| Requirement |
Write out all lines holding the word "Test".

| Extracted entries |
+===+

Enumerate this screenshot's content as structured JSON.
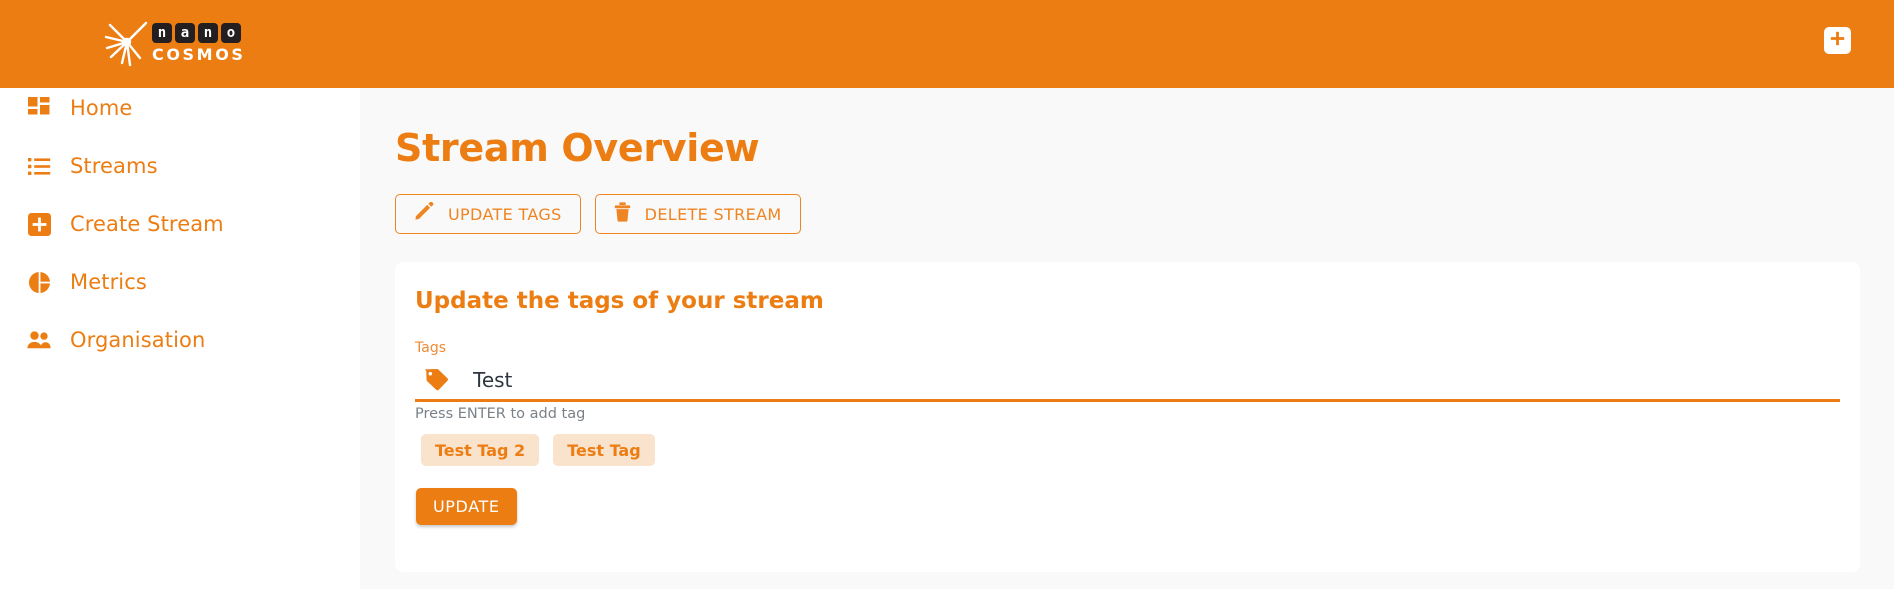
{
  "colors": {
    "brand_orange": "#ec7d12",
    "brand_orange_light": "#ee8422",
    "chip_bg": "#fae3cd",
    "page_bg": "#f9f9f9",
    "card_bg": "#ffffff",
    "logo_dark": "#231f20",
    "hint_text": "#7a8288"
  },
  "header": {
    "logo": {
      "icon_name": "nanocosmos-burst-logo",
      "chars": [
        "n",
        "a",
        "n",
        "o"
      ],
      "wordmark": "COSMOS"
    },
    "add_button": {
      "icon_name": "plus-icon",
      "label": "+"
    }
  },
  "sidebar": {
    "items": [
      {
        "label": "Home",
        "icon": "grid-dashboard-icon"
      },
      {
        "label": "Streams",
        "icon": "list-icon"
      },
      {
        "label": "Create Stream",
        "icon": "plus-square-icon"
      },
      {
        "label": "Metrics",
        "icon": "pie-chart-icon"
      },
      {
        "label": "Organisation",
        "icon": "people-icon"
      }
    ]
  },
  "main": {
    "page_title": "Stream Overview",
    "actions": [
      {
        "label": "UPDATE TAGS",
        "icon": "pencil-icon"
      },
      {
        "label": "DELETE STREAM",
        "icon": "trash-icon"
      }
    ],
    "card": {
      "title": "Update the tags of your stream",
      "field_label": "Tags",
      "input": {
        "icon": "tag-icon",
        "value": "Test",
        "placeholder": ""
      },
      "hint": "Press ENTER to add tag",
      "chips": [
        {
          "label": "Test Tag 2"
        },
        {
          "label": "Test Tag"
        }
      ],
      "submit_label": "UPDATE"
    }
  }
}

+===+

| Result of this task |
        "value": "Test",
          "label": "Test Tag 2"
          "label": "Test Tag"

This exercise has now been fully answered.